> _Written request_
Reproduce the records below in full and word for word, excluding pictures.

Start Supplied material

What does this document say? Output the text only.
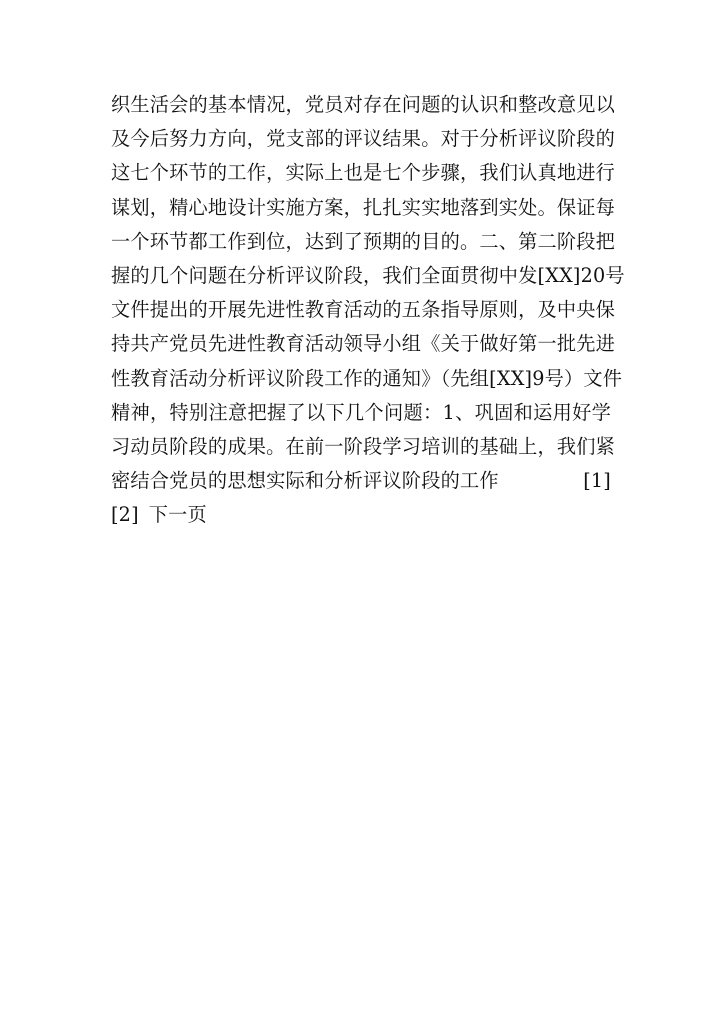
织生活会的基本情况，党员对存在问题的认识和整改意见以
及今后努力方向，党支部的评议结果。对于分析评议阶段的
这七个环节的工作，实际上也是七个步骤，我们认真地进行
谋划，精心地设计实施方案，扎扎实实地落到实处。保证每
一个环节都工作到位，达到了预期的目的。二、第二阶段把
握的几个问题在分析评议阶段，我们全面贯彻中发[XX]20号
文件提出的开展先进性教育活动的五条指导原则，及中央保
持共产党员先进性教育活动领导小组《关于做好第一批先进
性教育活动分析评议阶段工作的通知》（先组[XX]9号）文件
精神，特别注意把握了以下几个问题：1、巩固和运用好学
习动员阶段的成果。在前一阶段学习培训的基础上，我们紧
密结合党员的思想实际和分析评议阶段的工作	[1]
[2] 下一页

End Supplied material

> _Complete output_
What does this document say? Output the text only.
织生活会的基本情况，党员对存在问题的认识和整改意见以
及今后努力方向，党支部的评议结果。对于分析评议阶段的
这七个环节的工作，实际上也是七个步骤，我们认真地进行
谋划，精心地设计实施方案，扎扎实实地落到实处。保证每
一个环节都工作到位，达到了预期的目的。二、第二阶段把
握的几个问题在分析评议阶段，我们全面贯彻中发[XX]20号
文件提出的开展先进性教育活动的五条指导原则，及中央保
持共产党员先进性教育活动领导小组《关于做好第一批先进
性教育活动分析评议阶段工作的通知》（先组[XX]9号）文件
精神，特别注意把握了以下几个问题：1、巩固和运用好学
习动员阶段的成果。在前一阶段学习培训的基础上，我们紧
密结合党员的思想实际和分析评议阶段的工作	[1]
[2] 下一页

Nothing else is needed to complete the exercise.